Request
Repeat the listing that follows, character for character, minus the pictures.

Data to use
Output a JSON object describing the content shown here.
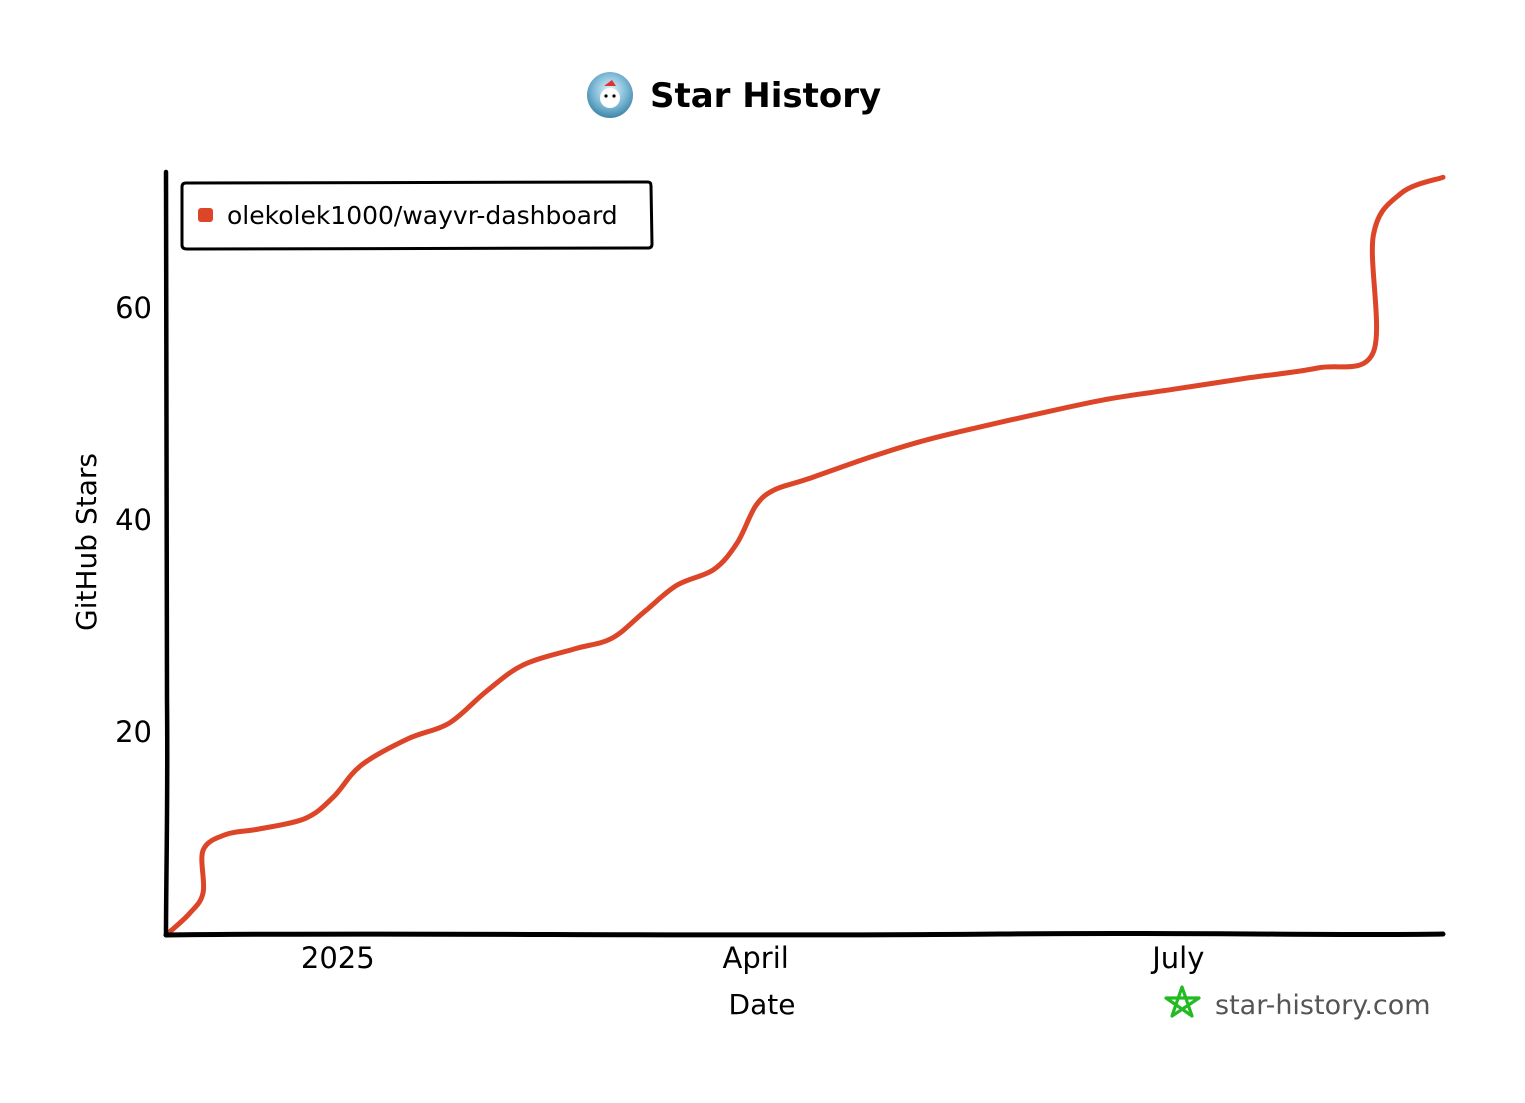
{
  "title": "Star History",
  "watermark": "star-history.com",
  "colors": {
    "series": "#dd4528",
    "watermark_star": "#22bb22",
    "axis": "#000000"
  },
  "chart_data": {
    "type": "line",
    "title": "Star History",
    "xlabel": "Date",
    "ylabel": "GitHub Stars",
    "x_ticks": [
      {
        "label": "2025",
        "date": "2025-01-01"
      },
      {
        "label": "April",
        "date": "2025-04-01"
      },
      {
        "label": "July",
        "date": "2025-07-01"
      }
    ],
    "y_ticks": [
      20,
      40,
      60
    ],
    "xlim": [
      "2024-11-25",
      "2025-08-27"
    ],
    "ylim": [
      0,
      72
    ],
    "grid": false,
    "legend_position": "top-left",
    "series": [
      {
        "name": "olekolek1000/wayvr-dashboard",
        "color": "#dd4528",
        "points": [
          {
            "x": "2024-11-25",
            "y": 0
          },
          {
            "x": "2024-11-30",
            "y": 2
          },
          {
            "x": "2024-12-03",
            "y": 4
          },
          {
            "x": "2024-12-03",
            "y": 8
          },
          {
            "x": "2024-12-08",
            "y": 9.5
          },
          {
            "x": "2024-12-15",
            "y": 10
          },
          {
            "x": "2024-12-25",
            "y": 11
          },
          {
            "x": "2024-12-31",
            "y": 13
          },
          {
            "x": "2025-01-06",
            "y": 16
          },
          {
            "x": "2025-01-16",
            "y": 18.5
          },
          {
            "x": "2025-01-25",
            "y": 20
          },
          {
            "x": "2025-02-02",
            "y": 23
          },
          {
            "x": "2025-02-10",
            "y": 25.5
          },
          {
            "x": "2025-02-21",
            "y": 27
          },
          {
            "x": "2025-03-01",
            "y": 28
          },
          {
            "x": "2025-03-08",
            "y": 30.5
          },
          {
            "x": "2025-03-15",
            "y": 33
          },
          {
            "x": "2025-03-23",
            "y": 34.5
          },
          {
            "x": "2025-03-28",
            "y": 37
          },
          {
            "x": "2025-04-01",
            "y": 40.5
          },
          {
            "x": "2025-04-05",
            "y": 42
          },
          {
            "x": "2025-04-12",
            "y": 43
          },
          {
            "x": "2025-04-25",
            "y": 45
          },
          {
            "x": "2025-05-06",
            "y": 46.5
          },
          {
            "x": "2025-05-15",
            "y": 47.5
          },
          {
            "x": "2025-05-30",
            "y": 49
          },
          {
            "x": "2025-06-15",
            "y": 50.5
          },
          {
            "x": "2025-06-30",
            "y": 51.5
          },
          {
            "x": "2025-07-15",
            "y": 52.5
          },
          {
            "x": "2025-07-31",
            "y": 53.5
          },
          {
            "x": "2025-08-12",
            "y": 55
          },
          {
            "x": "2025-08-12",
            "y": 66
          },
          {
            "x": "2025-08-18",
            "y": 70
          },
          {
            "x": "2025-08-27",
            "y": 71.5
          }
        ]
      }
    ]
  }
}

Result of the exercise
Output a JSON object describing the content shown here.
{
  "title": "Star History",
  "watermark": "star-history.com",
  "colors": {
    "series": "#dd4528",
    "watermark_star": "#22bb22",
    "axis": "#000000"
  },
  "chart_data": {
    "type": "line",
    "title": "Star History",
    "xlabel": "Date",
    "ylabel": "GitHub Stars",
    "x_ticks": [
      {
        "label": "2025",
        "date": "2025-01-01"
      },
      {
        "label": "April",
        "date": "2025-04-01"
      },
      {
        "label": "July",
        "date": "2025-07-01"
      }
    ],
    "y_ticks": [
      20,
      40,
      60
    ],
    "xlim": [
      "2024-11-25",
      "2025-08-27"
    ],
    "ylim": [
      0,
      72
    ],
    "grid": false,
    "legend_position": "top-left",
    "series": [
      {
        "name": "olekolek1000/wayvr-dashboard",
        "color": "#dd4528",
        "points": [
          {
            "x": "2024-11-25",
            "y": 0
          },
          {
            "x": "2024-11-30",
            "y": 2
          },
          {
            "x": "2024-12-03",
            "y": 4
          },
          {
            "x": "2024-12-03",
            "y": 8
          },
          {
            "x": "2024-12-08",
            "y": 9.5
          },
          {
            "x": "2024-12-15",
            "y": 10
          },
          {
            "x": "2024-12-25",
            "y": 11
          },
          {
            "x": "2024-12-31",
            "y": 13
          },
          {
            "x": "2025-01-06",
            "y": 16
          },
          {
            "x": "2025-01-16",
            "y": 18.5
          },
          {
            "x": "2025-01-25",
            "y": 20
          },
          {
            "x": "2025-02-02",
            "y": 23
          },
          {
            "x": "2025-02-10",
            "y": 25.5
          },
          {
            "x": "2025-02-21",
            "y": 27
          },
          {
            "x": "2025-03-01",
            "y": 28
          },
          {
            "x": "2025-03-08",
            "y": 30.5
          },
          {
            "x": "2025-03-15",
            "y": 33
          },
          {
            "x": "2025-03-23",
            "y": 34.5
          },
          {
            "x": "2025-03-28",
            "y": 37
          },
          {
            "x": "2025-04-01",
            "y": 40.5
          },
          {
            "x": "2025-04-05",
            "y": 42
          },
          {
            "x": "2025-04-12",
            "y": 43
          },
          {
            "x": "2025-04-25",
            "y": 45
          },
          {
            "x": "2025-05-06",
            "y": 46.5
          },
          {
            "x": "2025-05-15",
            "y": 47.5
          },
          {
            "x": "2025-05-30",
            "y": 49
          },
          {
            "x": "2025-06-15",
            "y": 50.5
          },
          {
            "x": "2025-06-30",
            "y": 51.5
          },
          {
            "x": "2025-07-15",
            "y": 52.5
          },
          {
            "x": "2025-07-31",
            "y": 53.5
          },
          {
            "x": "2025-08-12",
            "y": 55
          },
          {
            "x": "2025-08-12",
            "y": 66
          },
          {
            "x": "2025-08-18",
            "y": 70
          },
          {
            "x": "2025-08-27",
            "y": 71.5
          }
        ]
      }
    ]
  }
}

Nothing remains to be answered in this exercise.